WHAT THE TASK REQUIRES:
Continue the blog posts about the Young eScientist Award and the NWO Veni grant from where they end.

EXTRACTED TEXT:

···

Young eScientist Award

In December 2020, Willem Sleegers and I were awarded the Young eScientist Award from the Netherlands eScience Center for our proposal to improve statcheck’s searching algorithm. Today marks the start of our collaboration with the eScience Center and we are very excited to get started!

In this project, we plan to extend statcheck’s search algorithm with natural language processing algorithms, in order to recognize more statistics than just the ones reported perfectly in APA style (a current restriction). We hope that this extension will expand statcheck’s functionality beyond psychology, so that statistical errors in, e.g., biomedical and economics papers can also be detected and corrected.

More information about the award can be found here.

Image result for escience center netherlands

NWO Veni Grant for the 4-Step Robustness Check

I’m thrilled to announce that I won a €250,000 NWO Veni Grant for my 4-Step Robustness Check! The next 3 years I’ll be working on methods to assess and improve robustness of psychological science.

To check the robustness of a study could replicate it in a new sample. However, in my 4-Step Robustness Check, you first verify if the reported numbers in the original study are correct. If they’re not, they are not interpretable and you can’t compare them to the results of your replication.

Specifically, I advise researchers to do the following:

  1. Check if there are visible errors in the reported numbers, for example by running a paper through my spellchecker for statistics: statcheck
  2. Reanalyze the data following the original strategy to see if this leads to the same numbers
  3. Check if the result is robust to alternative analytical choices
  4. Perform a replication study in a new sample
The 4-Step Robustness Check can be used to efficiently assess robustness of results

This 4-step check provides an efficient framework to check if a study’s findings are robust. Note that the first steps take way less time than a full replication and might be enough to conclude a result is not robust.

The proposed framework can also be used as an efficient checklist for researchers to improve robustness of their own results:

  1. Check the internal consistency of your reported results
  2. Share your data and analysis scripts to facilitate reanalysis
  3. Conduct and report your own sensitivity analyses
  4. Write detailed methods sections and share materials to facilitate replication

Ultimately, I aim to create interactive, pragmatic, and evidence-based methods to improve and assess robustness, applicable to psychology and other fields.

I would like to wholeheartedly thank my colleagues, reviewers, and committee members for their time, feedback, and valuable insights. I’m looking forward to the next three years!

···

Document structure recognition data:
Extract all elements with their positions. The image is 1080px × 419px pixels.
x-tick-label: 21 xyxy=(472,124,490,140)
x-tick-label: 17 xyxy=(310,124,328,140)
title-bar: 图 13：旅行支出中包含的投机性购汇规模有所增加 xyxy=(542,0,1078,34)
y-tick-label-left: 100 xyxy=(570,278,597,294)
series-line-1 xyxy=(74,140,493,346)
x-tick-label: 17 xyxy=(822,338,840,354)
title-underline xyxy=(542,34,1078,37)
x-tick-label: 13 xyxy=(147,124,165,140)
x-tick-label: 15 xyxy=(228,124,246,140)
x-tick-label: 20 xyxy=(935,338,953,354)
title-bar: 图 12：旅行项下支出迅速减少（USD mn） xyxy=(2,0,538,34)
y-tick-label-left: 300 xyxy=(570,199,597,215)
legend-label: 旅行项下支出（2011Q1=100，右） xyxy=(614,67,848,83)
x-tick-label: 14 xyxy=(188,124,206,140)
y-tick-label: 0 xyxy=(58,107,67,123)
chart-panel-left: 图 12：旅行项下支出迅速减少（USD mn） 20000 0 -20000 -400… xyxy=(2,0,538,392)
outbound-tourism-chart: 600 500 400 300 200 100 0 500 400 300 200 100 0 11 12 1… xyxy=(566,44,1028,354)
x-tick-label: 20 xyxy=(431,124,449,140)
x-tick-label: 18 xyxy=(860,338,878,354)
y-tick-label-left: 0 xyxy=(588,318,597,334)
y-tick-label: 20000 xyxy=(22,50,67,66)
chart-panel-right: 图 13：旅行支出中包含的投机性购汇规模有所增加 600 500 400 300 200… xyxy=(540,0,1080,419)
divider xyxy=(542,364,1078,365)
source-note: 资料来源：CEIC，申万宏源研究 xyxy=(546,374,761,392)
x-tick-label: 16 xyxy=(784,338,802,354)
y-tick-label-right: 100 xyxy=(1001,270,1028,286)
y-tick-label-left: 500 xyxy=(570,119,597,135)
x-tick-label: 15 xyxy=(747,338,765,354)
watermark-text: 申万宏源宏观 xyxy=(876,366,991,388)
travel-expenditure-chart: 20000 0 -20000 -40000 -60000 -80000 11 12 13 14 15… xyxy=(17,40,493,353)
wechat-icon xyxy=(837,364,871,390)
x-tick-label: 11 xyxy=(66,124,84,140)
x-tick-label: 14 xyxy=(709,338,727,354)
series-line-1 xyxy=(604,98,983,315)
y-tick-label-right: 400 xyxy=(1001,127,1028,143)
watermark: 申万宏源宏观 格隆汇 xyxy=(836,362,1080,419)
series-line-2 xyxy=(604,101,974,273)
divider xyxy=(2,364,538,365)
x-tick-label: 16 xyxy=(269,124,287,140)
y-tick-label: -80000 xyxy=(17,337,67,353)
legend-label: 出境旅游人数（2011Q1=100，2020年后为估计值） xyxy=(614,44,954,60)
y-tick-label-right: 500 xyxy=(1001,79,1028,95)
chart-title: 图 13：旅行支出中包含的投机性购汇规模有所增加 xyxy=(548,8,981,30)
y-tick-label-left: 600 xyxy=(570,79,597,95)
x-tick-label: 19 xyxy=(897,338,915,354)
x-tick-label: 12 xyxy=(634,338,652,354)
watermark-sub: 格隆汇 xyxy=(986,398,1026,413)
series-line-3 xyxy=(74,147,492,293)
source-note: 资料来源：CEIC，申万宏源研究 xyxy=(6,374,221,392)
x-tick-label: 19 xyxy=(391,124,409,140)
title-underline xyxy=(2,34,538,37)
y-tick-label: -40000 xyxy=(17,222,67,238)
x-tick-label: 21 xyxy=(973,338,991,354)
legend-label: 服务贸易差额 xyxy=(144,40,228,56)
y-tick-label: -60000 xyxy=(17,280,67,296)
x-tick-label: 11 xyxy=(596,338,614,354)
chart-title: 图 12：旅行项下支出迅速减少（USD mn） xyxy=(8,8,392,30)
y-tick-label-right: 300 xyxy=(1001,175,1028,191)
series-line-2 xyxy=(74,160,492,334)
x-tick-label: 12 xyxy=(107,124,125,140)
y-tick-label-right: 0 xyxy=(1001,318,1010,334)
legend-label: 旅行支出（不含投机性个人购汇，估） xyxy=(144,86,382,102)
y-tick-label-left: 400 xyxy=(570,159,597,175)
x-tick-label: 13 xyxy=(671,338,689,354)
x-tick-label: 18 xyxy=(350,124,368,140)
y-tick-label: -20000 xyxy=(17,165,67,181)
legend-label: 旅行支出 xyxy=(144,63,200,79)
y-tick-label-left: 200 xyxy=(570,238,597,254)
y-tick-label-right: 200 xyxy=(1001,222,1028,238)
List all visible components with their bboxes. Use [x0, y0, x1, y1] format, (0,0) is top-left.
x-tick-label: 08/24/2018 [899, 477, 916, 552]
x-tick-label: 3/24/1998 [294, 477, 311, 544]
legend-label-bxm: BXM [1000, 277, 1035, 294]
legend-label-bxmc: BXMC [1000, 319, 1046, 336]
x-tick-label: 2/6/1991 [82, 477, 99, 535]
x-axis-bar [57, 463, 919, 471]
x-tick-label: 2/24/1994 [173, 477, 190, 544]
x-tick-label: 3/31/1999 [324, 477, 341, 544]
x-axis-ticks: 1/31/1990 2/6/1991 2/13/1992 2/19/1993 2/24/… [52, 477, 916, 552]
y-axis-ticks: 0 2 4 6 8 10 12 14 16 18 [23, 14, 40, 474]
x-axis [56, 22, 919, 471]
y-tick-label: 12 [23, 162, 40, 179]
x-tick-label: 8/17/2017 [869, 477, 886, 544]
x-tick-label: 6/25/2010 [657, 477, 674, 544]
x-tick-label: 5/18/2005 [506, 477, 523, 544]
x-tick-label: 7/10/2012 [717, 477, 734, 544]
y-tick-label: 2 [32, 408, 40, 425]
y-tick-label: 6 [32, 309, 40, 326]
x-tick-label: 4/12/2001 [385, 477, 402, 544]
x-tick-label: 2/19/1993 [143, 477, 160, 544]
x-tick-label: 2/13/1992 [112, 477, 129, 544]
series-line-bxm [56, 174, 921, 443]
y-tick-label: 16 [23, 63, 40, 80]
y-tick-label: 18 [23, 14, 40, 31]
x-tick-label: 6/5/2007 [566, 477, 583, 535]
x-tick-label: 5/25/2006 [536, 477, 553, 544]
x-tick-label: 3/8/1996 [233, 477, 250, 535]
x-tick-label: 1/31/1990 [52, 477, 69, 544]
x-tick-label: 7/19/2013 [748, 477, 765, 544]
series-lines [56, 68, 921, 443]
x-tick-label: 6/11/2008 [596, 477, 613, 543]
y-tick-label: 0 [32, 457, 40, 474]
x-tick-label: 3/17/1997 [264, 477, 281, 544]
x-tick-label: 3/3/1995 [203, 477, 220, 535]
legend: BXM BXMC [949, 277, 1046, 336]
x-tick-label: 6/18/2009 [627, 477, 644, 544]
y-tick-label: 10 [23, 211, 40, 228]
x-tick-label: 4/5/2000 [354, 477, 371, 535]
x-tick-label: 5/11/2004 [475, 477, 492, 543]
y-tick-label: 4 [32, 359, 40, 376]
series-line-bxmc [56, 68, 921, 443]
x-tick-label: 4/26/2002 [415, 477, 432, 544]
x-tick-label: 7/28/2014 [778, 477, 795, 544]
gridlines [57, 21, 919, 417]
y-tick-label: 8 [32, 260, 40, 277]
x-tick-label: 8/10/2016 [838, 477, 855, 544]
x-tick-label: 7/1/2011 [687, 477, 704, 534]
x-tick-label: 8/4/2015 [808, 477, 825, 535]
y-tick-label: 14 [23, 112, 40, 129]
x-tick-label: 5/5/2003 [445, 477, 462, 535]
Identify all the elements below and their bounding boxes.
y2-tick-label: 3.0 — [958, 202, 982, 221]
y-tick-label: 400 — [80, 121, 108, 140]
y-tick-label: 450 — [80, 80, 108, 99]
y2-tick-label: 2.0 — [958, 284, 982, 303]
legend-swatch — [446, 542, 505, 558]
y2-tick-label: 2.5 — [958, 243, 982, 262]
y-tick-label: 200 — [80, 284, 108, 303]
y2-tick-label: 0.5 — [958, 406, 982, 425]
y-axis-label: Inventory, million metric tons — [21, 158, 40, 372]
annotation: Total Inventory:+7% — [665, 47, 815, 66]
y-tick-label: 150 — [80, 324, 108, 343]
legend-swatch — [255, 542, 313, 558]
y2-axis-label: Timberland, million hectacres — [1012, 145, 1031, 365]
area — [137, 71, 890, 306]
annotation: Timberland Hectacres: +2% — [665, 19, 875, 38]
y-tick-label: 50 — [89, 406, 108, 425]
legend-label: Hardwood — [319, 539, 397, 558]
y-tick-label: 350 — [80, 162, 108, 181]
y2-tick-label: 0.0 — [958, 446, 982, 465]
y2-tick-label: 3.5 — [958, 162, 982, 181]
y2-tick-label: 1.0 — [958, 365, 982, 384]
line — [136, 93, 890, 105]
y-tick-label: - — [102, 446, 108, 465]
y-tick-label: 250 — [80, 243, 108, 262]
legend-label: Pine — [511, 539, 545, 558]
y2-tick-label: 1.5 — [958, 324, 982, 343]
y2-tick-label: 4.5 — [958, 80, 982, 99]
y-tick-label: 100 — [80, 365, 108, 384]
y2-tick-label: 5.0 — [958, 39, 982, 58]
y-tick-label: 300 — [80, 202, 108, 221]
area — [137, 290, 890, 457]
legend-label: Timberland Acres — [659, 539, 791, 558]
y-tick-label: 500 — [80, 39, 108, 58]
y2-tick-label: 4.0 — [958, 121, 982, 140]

···

TASK ANSWER:
Seed Funding for COVID-19 Project

I am happy to announce that Robbie van Aert, Jelte Wicherts, and I received seed funding from the Herbert Simon Research Institute for our project to screen COVID-19 preprints for statistical inconsistencies.

Inconsistencies can distort conclusions, but even if inconsistencies are small, they negatively affect the reproducibility of a paper (i.e., where did a number come from?). Statistical reproducibility is a basic requirement for any scientific paper.

We plan to check a random sample of COVID-19 preprints from medRxiv and bioRxiv for several types of statistical inconsistencies. E.g., does a percentage match the accompanying fraction? Do the TP/TN/FP/FN rates match the reported sensitivity of a test?

We have 3 main objectives:

  1. Post short reports with detected statistical inconsistencies underneath the preprint
  2. Assess the prevalence of statistical inconsistencies in COVID-19 preprints
  3. Compare the inconsistency-rate in COVID-19 preprints with the inconsistency-rate in similar preprints on other topics

We hypothesize that high time pressure may have led to a higher prevalence of statistical inconsistencies in COVID-19 preprints as opposed to preprints on less time sensitive issues.

We thank our colleagues at the Meta-Research Center for their feedback and help in developing the coding protocol.

See the full proposal here.

Awarded a Campbell Methods Grant

I am honored to announce that Joshua R. Polanin and I were awarded a $20,000 methods grant from the Campbell Collaboration for the project “Verifying the Accuracy of Statistical Significance Testing in Campbell Collaboration Systematic Reviews Through the Use of the R Package statcheck”.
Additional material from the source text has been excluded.